Go through the listing and copy each line with the string "applied".
────────────────────
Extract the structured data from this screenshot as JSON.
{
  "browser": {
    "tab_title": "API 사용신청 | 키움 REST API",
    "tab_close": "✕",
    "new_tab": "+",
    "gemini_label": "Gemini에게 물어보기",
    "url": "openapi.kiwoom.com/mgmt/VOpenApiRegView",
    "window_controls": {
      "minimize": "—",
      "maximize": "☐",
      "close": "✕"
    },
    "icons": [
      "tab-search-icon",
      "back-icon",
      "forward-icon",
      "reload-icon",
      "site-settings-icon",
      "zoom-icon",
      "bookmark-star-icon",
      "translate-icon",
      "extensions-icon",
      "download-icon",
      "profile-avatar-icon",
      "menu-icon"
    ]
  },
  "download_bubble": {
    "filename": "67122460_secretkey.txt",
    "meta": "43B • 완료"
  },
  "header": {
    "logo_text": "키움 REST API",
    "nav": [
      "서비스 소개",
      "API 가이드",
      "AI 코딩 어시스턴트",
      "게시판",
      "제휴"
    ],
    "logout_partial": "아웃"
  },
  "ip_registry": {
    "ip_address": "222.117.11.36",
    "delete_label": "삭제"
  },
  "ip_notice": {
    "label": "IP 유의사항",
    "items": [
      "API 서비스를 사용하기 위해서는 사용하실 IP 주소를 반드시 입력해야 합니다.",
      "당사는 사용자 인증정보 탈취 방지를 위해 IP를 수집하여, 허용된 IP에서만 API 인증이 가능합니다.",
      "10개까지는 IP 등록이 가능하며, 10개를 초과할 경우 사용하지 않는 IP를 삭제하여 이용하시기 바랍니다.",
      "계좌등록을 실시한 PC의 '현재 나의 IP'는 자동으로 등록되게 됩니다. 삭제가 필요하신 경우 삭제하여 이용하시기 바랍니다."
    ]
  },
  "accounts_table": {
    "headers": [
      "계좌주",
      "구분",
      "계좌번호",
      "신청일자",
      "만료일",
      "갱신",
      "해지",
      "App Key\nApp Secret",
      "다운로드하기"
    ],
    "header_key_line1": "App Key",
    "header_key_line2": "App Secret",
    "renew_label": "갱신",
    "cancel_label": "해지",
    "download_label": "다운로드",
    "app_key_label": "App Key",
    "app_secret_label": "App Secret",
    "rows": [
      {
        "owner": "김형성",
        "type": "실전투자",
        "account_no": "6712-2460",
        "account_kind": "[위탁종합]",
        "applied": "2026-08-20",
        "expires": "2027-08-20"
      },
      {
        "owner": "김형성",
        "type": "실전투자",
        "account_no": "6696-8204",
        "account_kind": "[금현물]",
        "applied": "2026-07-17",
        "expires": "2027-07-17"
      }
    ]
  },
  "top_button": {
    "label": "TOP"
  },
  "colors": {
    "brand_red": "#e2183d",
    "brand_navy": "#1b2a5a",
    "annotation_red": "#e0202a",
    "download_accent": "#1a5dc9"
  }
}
────────────────────
▶ **FINAL RESULT**:
        "applied": "2026-08-20",
        "applied": "2026-07-17",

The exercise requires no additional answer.